Records excerpted from a collection
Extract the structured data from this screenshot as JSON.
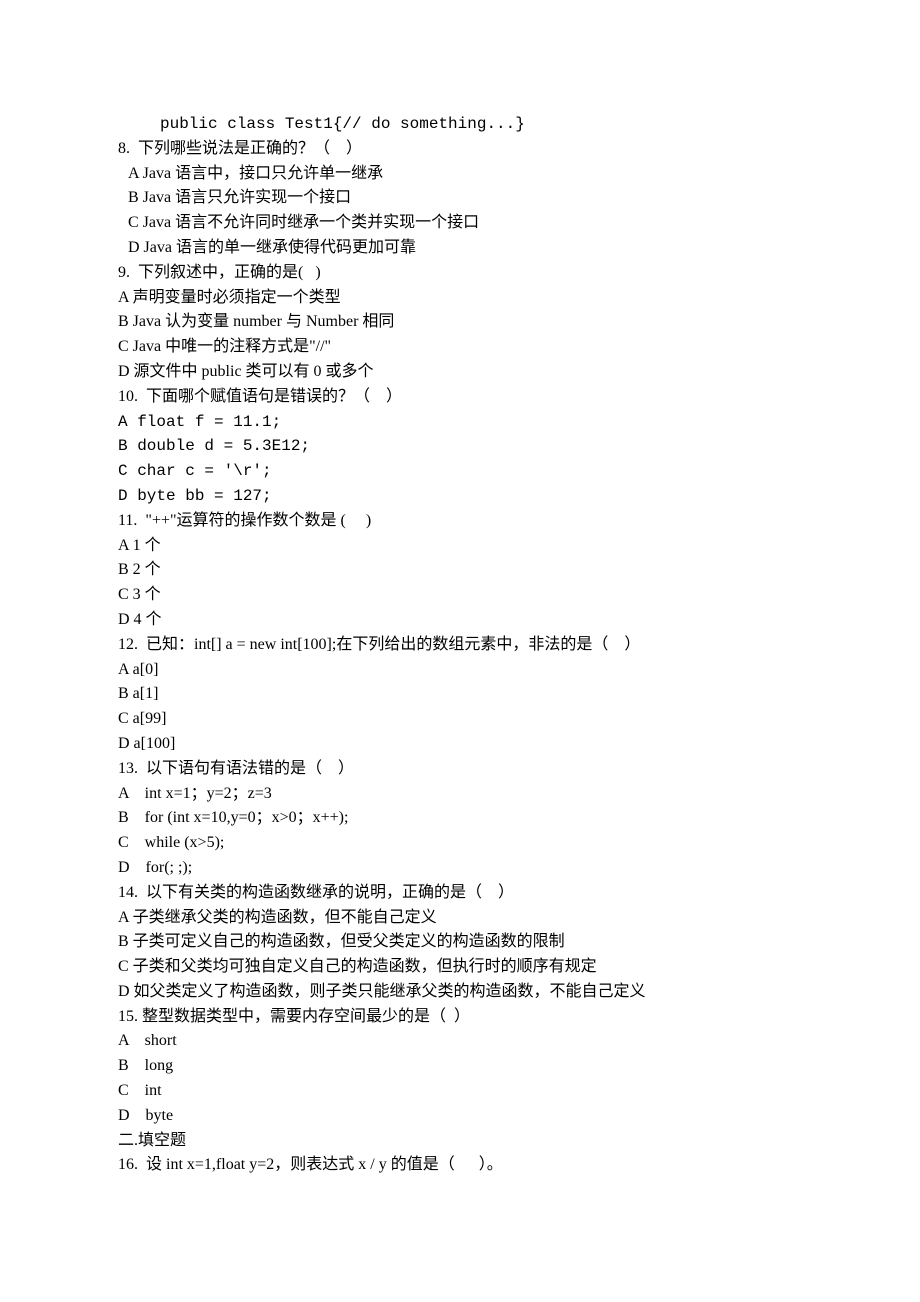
{
  "lines": [
    {
      "cls": "indent mono",
      "text": "public class Test1{// do something...}"
    },
    {
      "cls": "",
      "text": "8.  下列哪些说法是正确的？（    ）"
    },
    {
      "cls": "indent-sm",
      "text": "A Java 语言中，接口只允许单一继承"
    },
    {
      "cls": "indent-sm",
      "text": "B Java 语言只允许实现一个接口"
    },
    {
      "cls": "indent-sm",
      "text": "C Java 语言不允许同时继承一个类并实现一个接口"
    },
    {
      "cls": "indent-sm",
      "text": "D Java 语言的单一继承使得代码更加可靠"
    },
    {
      "cls": "",
      "text": "9.  下列叙述中，正确的是(   )"
    },
    {
      "cls": "",
      "text": "A 声明变量时必须指定一个类型"
    },
    {
      "cls": "",
      "text": "B Java 认为变量 number 与 Number 相同"
    },
    {
      "cls": "",
      "text": "C Java 中唯一的注释方式是\"//\""
    },
    {
      "cls": "",
      "text": "D 源文件中 public 类可以有 0 或多个"
    },
    {
      "cls": "",
      "text": "10.  下面哪个赋值语句是错误的？（    ）"
    },
    {
      "cls": "mono",
      "text": "A float f = 11.1;"
    },
    {
      "cls": "mono",
      "text": "B double d = 5.3E12;"
    },
    {
      "cls": "mono",
      "text": "C char c = '\\r';"
    },
    {
      "cls": "mono",
      "text": "D byte bb = 127;"
    },
    {
      "cls": "",
      "text": "11.  \"++\"运算符的操作数个数是 (     )"
    },
    {
      "cls": "",
      "text": "A 1 个"
    },
    {
      "cls": "",
      "text": "B 2 个"
    },
    {
      "cls": "",
      "text": "C 3 个"
    },
    {
      "cls": "",
      "text": "D 4 个"
    },
    {
      "cls": "",
      "text": "12.  已知：int[] a = new int[100];在下列给出的数组元素中，非法的是（    ）"
    },
    {
      "cls": "",
      "text": "A a[0]"
    },
    {
      "cls": "",
      "text": "B a[1]"
    },
    {
      "cls": "",
      "text": "C a[99]"
    },
    {
      "cls": "",
      "text": "D a[100]"
    },
    {
      "cls": "",
      "text": "13.  以下语句有语法错的是（    ）"
    },
    {
      "cls": "",
      "text": "A    int x=1；y=2；z=3"
    },
    {
      "cls": "",
      "text": "B    for (int x=10,y=0；x>0；x++);"
    },
    {
      "cls": "",
      "text": "C    while (x>5);"
    },
    {
      "cls": "",
      "text": "D    for(; ;);"
    },
    {
      "cls": "",
      "text": "14.  以下有关类的构造函数继承的说明，正确的是（    ）"
    },
    {
      "cls": "",
      "text": "A 子类继承父类的构造函数，但不能自己定义"
    },
    {
      "cls": "",
      "text": "B 子类可定义自己的构造函数，但受父类定义的构造函数的限制"
    },
    {
      "cls": "",
      "text": "C 子类和父类均可独自定义自己的构造函数，但执行时的顺序有规定"
    },
    {
      "cls": "",
      "text": "D 如父类定义了构造函数，则子类只能继承父类的构造函数，不能自己定义"
    },
    {
      "cls": "",
      "text": "15. 整型数据类型中，需要内存空间最少的是（  ）"
    },
    {
      "cls": "",
      "text": "A    short"
    },
    {
      "cls": "",
      "text": "B    long"
    },
    {
      "cls": "",
      "text": "C    int"
    },
    {
      "cls": "",
      "text": "D    byte"
    },
    {
      "cls": "",
      "text": "二.填空题"
    },
    {
      "cls": "",
      "text": "16.  设 int x=1,float y=2，则表达式 x / y 的值是（      ）。"
    }
  ]
}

• _REQUIREMENTS_: Go through the material above and copy each line that has the word "正确的是".

• _IN RESPONSE_:
      "text": "9.  下列叙述中，正确的是(   )"
      "text": "14.  以下有关类的构造函数继承的说明，正确的是（    ）"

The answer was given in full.